_YOUR TASK_
Write the data out again, character for character, with no images.

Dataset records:
[BEGIN]
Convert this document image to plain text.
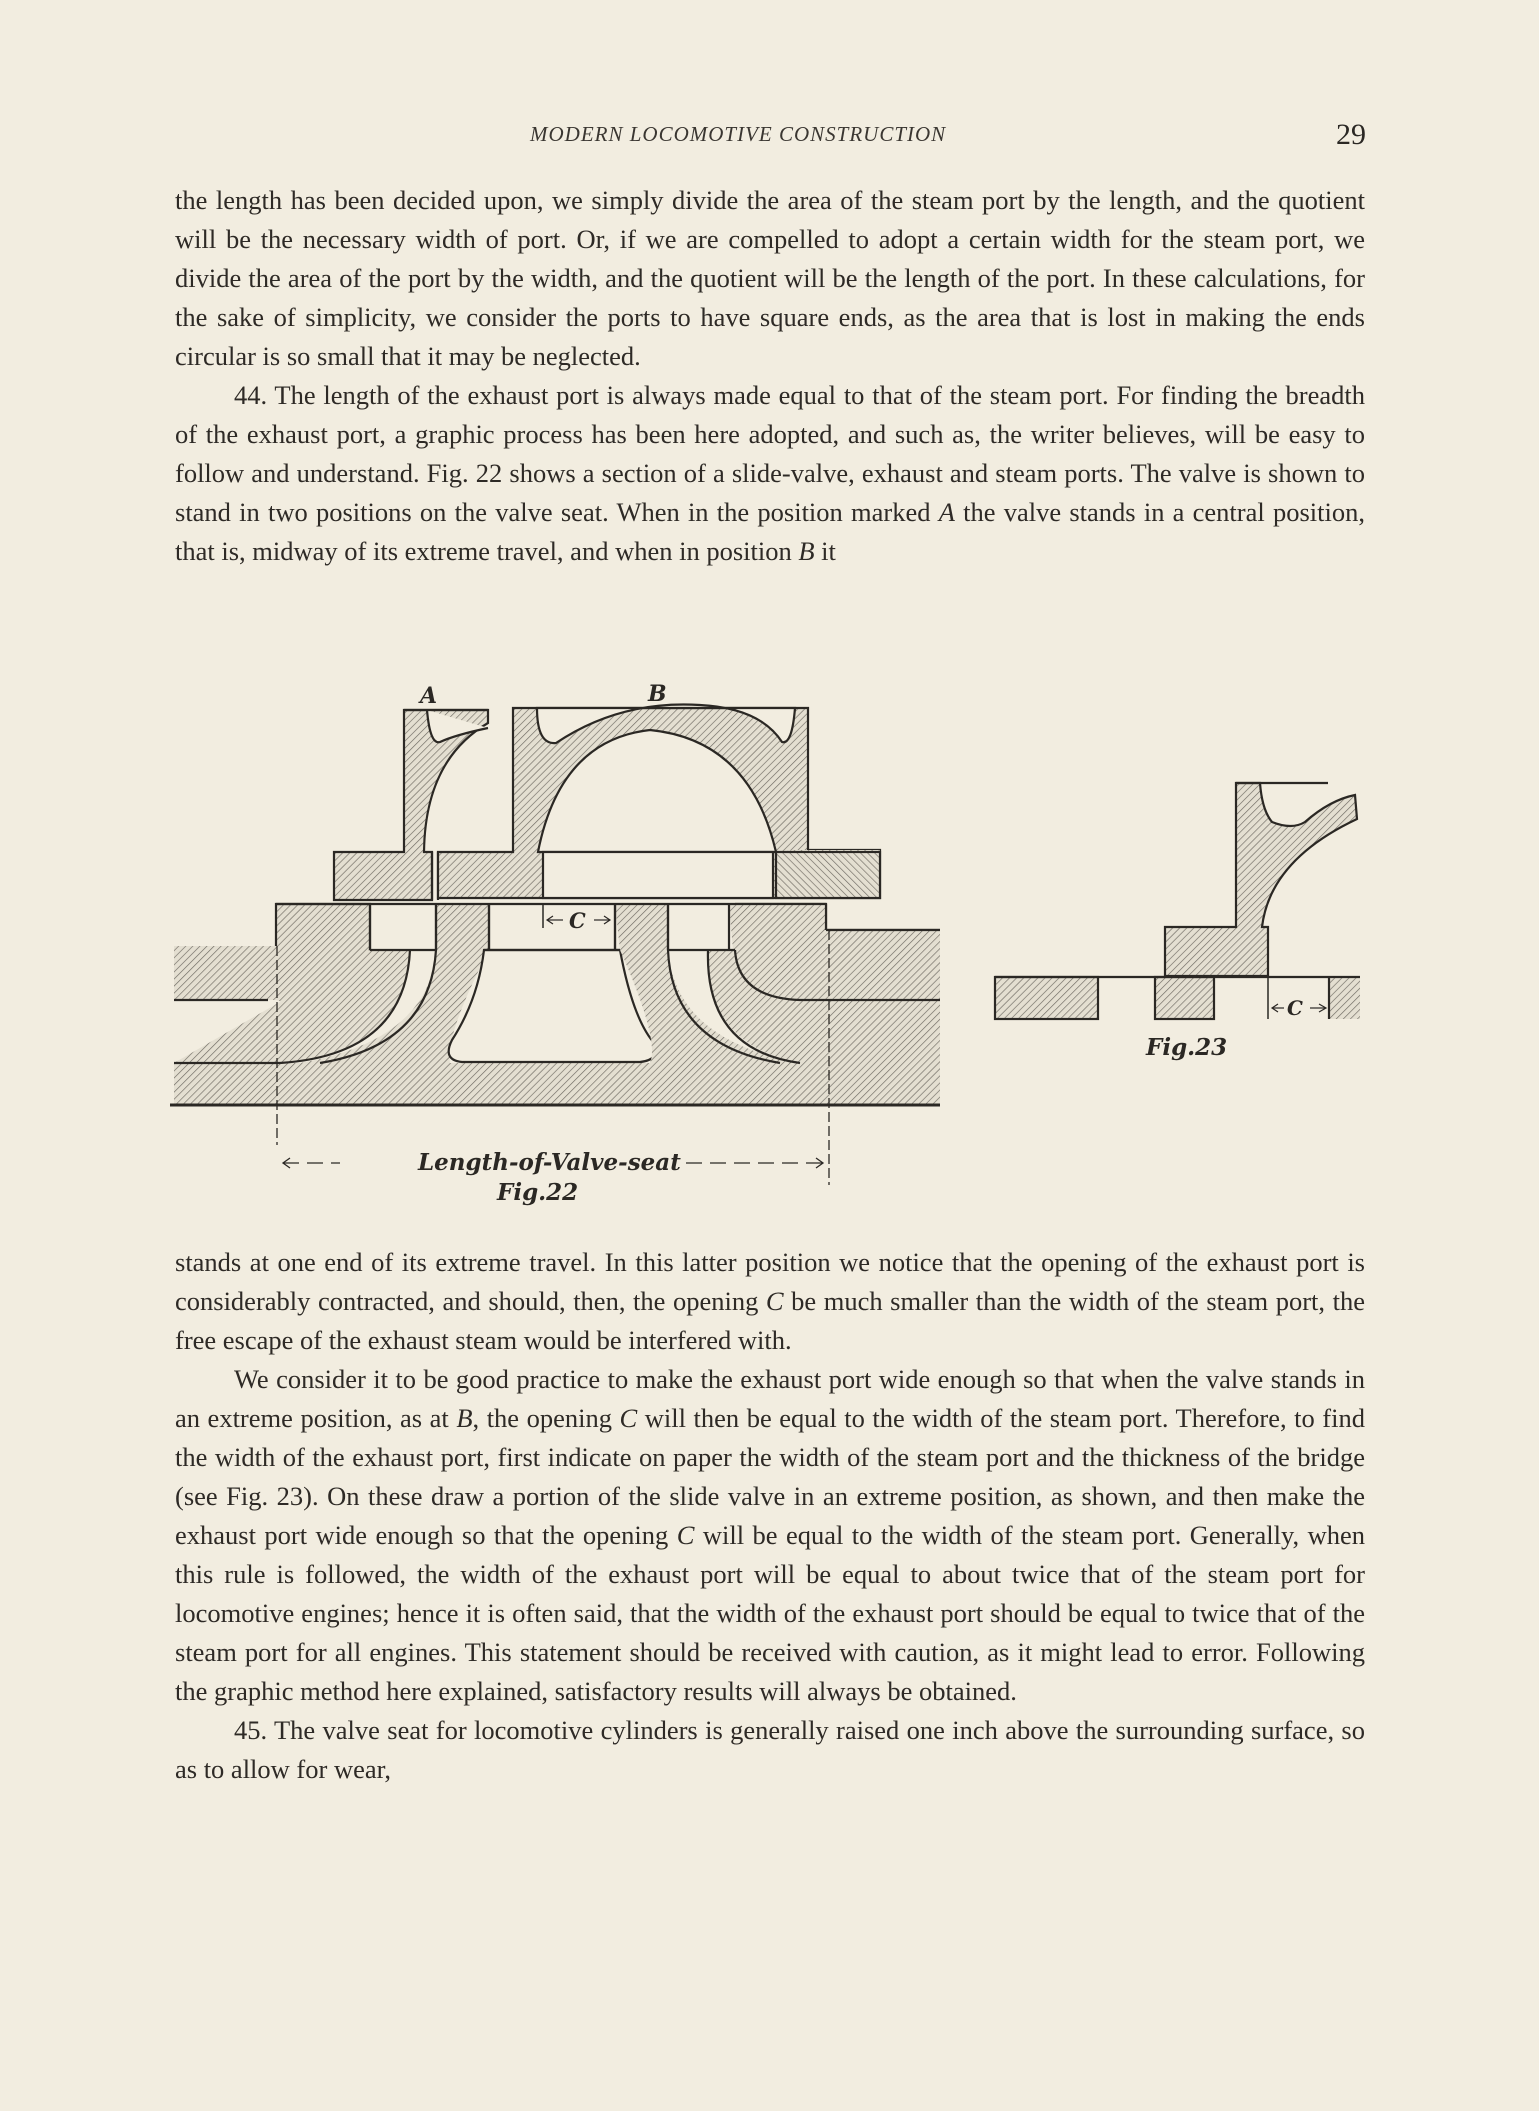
MODERN LOCOMOTIVE CONSTRUCTION	29

the length has been decided upon, we simply divide the area of the steam port by the length, and the quotient will be the necessary width of port. Or, if we are compelled to adopt a certain width for the steam port, we divide the area of the port by the width, and the quotient will be the length of the port. In these calculations, for the sake of simplicity, we consider the ports to have square ends, as the area that is lost in making the ends circular is so small that it may be neglected.

44. The length of the exhaust port is always made equal to that of the steam port. For finding the breadth of the exhaust port, a graphic process has been here adopted, and such as, the writer believes, will be easy to follow and understand. Fig. 22 shows a section of a slide-valve, exhaust and steam ports. The valve is shown to stand in two positions on the valve seat. When in the position marked A the valve stands in a central position, that is, midway of its extreme travel, and when in position B it

A	B
C
Length-of-Valve-seat
Fig.22
C
Fig.23

stands at one end of its extreme travel. In this latter position we notice that the opening of the exhaust port is considerably contracted, and should, then, the opening C be much smaller than the width of the steam port, the free escape of the exhaust steam would be interfered with.

We consider it to be good practice to make the exhaust port wide enough so that when the valve stands in an extreme position, as at B, the opening C will then be equal to the width of the steam port. Therefore, to find the width of the exhaust port, first indicate on paper the width of the steam port and the thickness of the bridge (see Fig. 23). On these draw a portion of the slide valve in an extreme position, as shown, and then make the exhaust port wide enough so that the opening C will be equal to the width of the steam port. Generally, when this rule is followed, the width of the exhaust port will be equal to about twice that of the steam port for locomotive engines; hence it is often said, that the width of the exhaust port should be equal to twice that of the steam port for all engines. This statement should be received with caution, as it might lead to error. Following the graphic method here explained, satisfactory results will always be obtained.

45. The valve seat for locomotive cylinders is generally raised one inch above the surrounding surface, so as to allow for wear,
[END]
_SOLVED PROBLEM_
Convert this document image to plain text.
MODERN LOCOMOTIVE CONSTRUCTION	29

the length has been decided upon, we simply divide the area of the steam port by the length, and the quotient will be the necessary width of port. Or, if we are compelled to adopt a certain width for the steam port, we divide the area of the port by the width, and the quotient will be the length of the port. In these calculations, for the sake of simplicity, we consider the ports to have square ends, as the area that is lost in making the ends circular is so small that it may be neglected.

44. The length of the exhaust port is always made equal to that of the steam port. For finding the breadth of the exhaust port, a graphic process has been here adopted, and such as, the writer believes, will be easy to follow and understand. Fig. 22 shows a section of a slide-valve, exhaust and steam ports. The valve is shown to stand in two positions on the valve seat. When in the position marked A the valve stands in a central position, that is, midway of its extreme travel, and when in position B it

A	B
C
Length-of-Valve-seat
Fig.22
C
Fig.23

stands at one end of its extreme travel. In this latter position we notice that the opening of the exhaust port is considerably contracted, and should, then, the opening C be much smaller than the width of the steam port, the free escape of the exhaust steam would be interfered with.

We consider it to be good practice to make the exhaust port wide enough so that when the valve stands in an extreme position, as at B, the opening C will then be equal to the width of the steam port. Therefore, to find the width of the exhaust port, first indicate on paper the width of the steam port and the thickness of the bridge (see Fig. 23). On these draw a portion of the slide valve in an extreme position, as shown, and then make the exhaust port wide enough so that the opening C will be equal to the width of the steam port. Generally, when this rule is followed, the width of the exhaust port will be equal to about twice that of the steam port for locomotive engines; hence it is often said, that the width of the exhaust port should be equal to twice that of the steam port for all engines. This statement should be received with caution, as it might lead to error. Following the graphic method here explained, satisfactory results will always be obtained.

45. The valve seat for locomotive cylinders is generally raised one inch above the surrounding surface, so as to allow for wear,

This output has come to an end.